WRITTEN INSTRUCTION →
Please print the lines of the items unchanged, starting at the line that contains "For every button, label, input, icon, or" and ending at the line that contains "y-tick-label: 2 [70, 738, 80, 758]", both included. Leave the pictures out.

[Items from a data source]
▼▼▼
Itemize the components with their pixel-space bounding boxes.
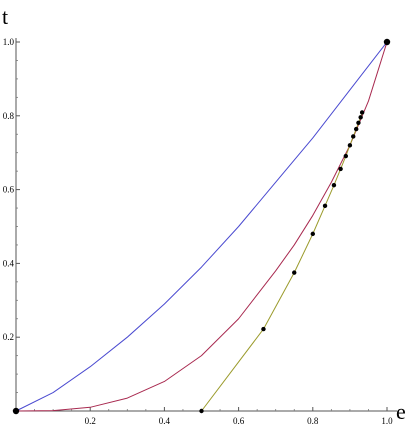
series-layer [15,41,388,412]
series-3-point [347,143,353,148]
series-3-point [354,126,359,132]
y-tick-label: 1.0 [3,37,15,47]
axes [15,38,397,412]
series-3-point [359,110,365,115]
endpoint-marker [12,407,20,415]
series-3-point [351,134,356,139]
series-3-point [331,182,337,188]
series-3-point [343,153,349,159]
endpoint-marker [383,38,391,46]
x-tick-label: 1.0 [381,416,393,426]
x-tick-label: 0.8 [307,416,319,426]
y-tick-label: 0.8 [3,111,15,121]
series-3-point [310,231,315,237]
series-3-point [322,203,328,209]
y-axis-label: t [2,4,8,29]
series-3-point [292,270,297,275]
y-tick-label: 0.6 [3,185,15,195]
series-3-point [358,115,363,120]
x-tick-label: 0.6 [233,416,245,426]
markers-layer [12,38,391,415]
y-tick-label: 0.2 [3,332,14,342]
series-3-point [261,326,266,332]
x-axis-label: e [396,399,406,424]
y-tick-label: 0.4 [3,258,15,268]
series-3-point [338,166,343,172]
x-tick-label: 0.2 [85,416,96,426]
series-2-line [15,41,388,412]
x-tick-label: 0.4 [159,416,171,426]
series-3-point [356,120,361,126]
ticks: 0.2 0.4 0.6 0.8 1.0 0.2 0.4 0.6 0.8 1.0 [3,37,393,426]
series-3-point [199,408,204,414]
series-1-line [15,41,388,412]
▲▲▲
▼▼▼
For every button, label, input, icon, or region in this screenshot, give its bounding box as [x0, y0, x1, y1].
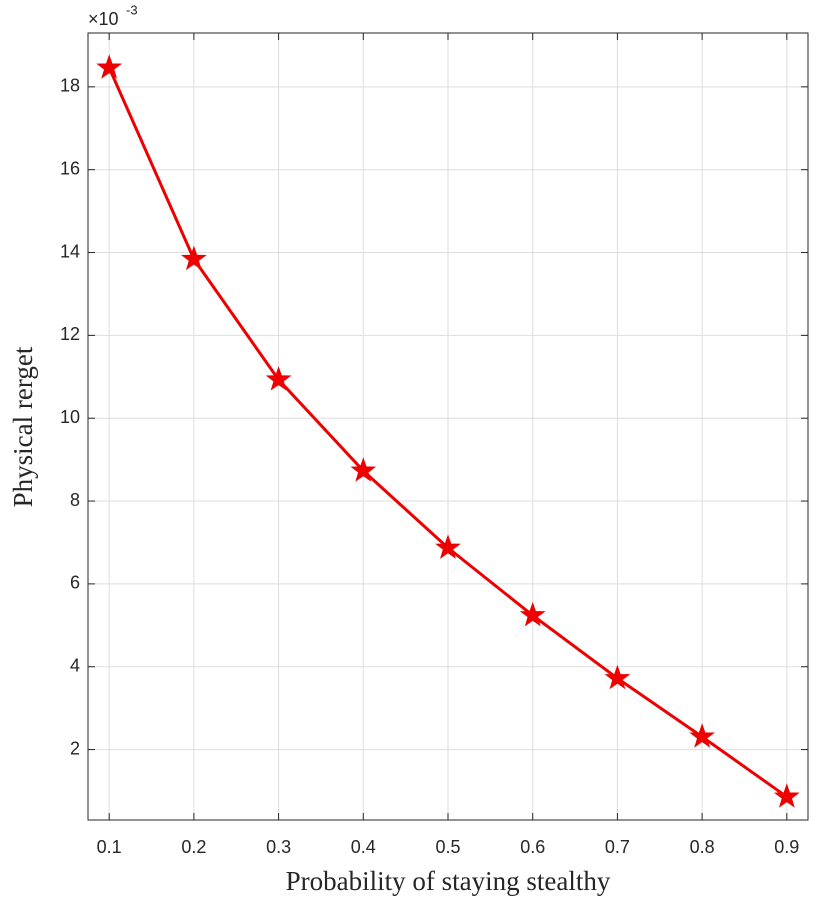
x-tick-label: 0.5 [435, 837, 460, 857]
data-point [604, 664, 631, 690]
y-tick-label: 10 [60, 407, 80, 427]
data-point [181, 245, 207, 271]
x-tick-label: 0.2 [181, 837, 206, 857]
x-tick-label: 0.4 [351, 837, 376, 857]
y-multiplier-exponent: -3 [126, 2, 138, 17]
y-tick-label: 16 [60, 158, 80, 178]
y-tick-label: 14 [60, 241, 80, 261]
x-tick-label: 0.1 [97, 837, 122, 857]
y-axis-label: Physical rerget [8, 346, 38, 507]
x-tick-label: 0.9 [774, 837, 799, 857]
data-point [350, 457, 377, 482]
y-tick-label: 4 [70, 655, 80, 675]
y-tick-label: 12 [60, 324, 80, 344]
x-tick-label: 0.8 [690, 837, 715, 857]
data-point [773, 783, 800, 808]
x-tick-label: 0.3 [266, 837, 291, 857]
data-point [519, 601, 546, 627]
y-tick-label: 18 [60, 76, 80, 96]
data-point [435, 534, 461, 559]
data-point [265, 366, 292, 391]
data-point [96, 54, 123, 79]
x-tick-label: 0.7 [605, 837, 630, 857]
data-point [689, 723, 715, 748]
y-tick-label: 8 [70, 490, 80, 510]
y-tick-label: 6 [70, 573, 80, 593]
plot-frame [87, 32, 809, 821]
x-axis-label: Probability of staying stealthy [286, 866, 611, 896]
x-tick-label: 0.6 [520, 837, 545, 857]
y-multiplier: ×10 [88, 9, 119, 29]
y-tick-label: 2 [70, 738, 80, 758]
▲▲▲
FULL SOLUTION →
For every button, label, input, icon, or region in this screenshot, give its bounding box as [x0, y0, x1, y1].
x-tick-label: 0.5 [435, 837, 460, 857]
data-point [604, 664, 631, 690]
y-tick-label: 10 [60, 407, 80, 427]
data-point [181, 245, 207, 271]
x-tick-label: 0.2 [181, 837, 206, 857]
x-tick-label: 0.4 [351, 837, 376, 857]
y-multiplier-exponent: -3 [126, 2, 138, 17]
y-tick-label: 16 [60, 158, 80, 178]
y-tick-label: 14 [60, 241, 80, 261]
x-tick-label: 0.1 [97, 837, 122, 857]
y-axis-label: Physical rerget [8, 346, 38, 507]
x-tick-label: 0.9 [774, 837, 799, 857]
data-point [350, 457, 377, 482]
y-tick-label: 4 [70, 655, 80, 675]
y-tick-label: 12 [60, 324, 80, 344]
x-tick-label: 0.8 [690, 837, 715, 857]
data-point [773, 783, 800, 808]
x-tick-label: 0.3 [266, 837, 291, 857]
data-point [519, 601, 546, 627]
y-tick-label: 18 [60, 76, 80, 96]
data-point [435, 534, 461, 559]
data-point [265, 366, 292, 391]
data-point [96, 54, 123, 79]
x-tick-label: 0.7 [605, 837, 630, 857]
data-point [689, 723, 715, 748]
y-tick-label: 8 [70, 490, 80, 510]
y-tick-label: 6 [70, 573, 80, 593]
plot-frame [87, 32, 809, 821]
x-axis-label: Probability of staying stealthy [286, 866, 611, 896]
x-tick-label: 0.6 [520, 837, 545, 857]
y-multiplier: ×10 [88, 9, 119, 29]
y-tick-label: 2 [70, 738, 80, 758]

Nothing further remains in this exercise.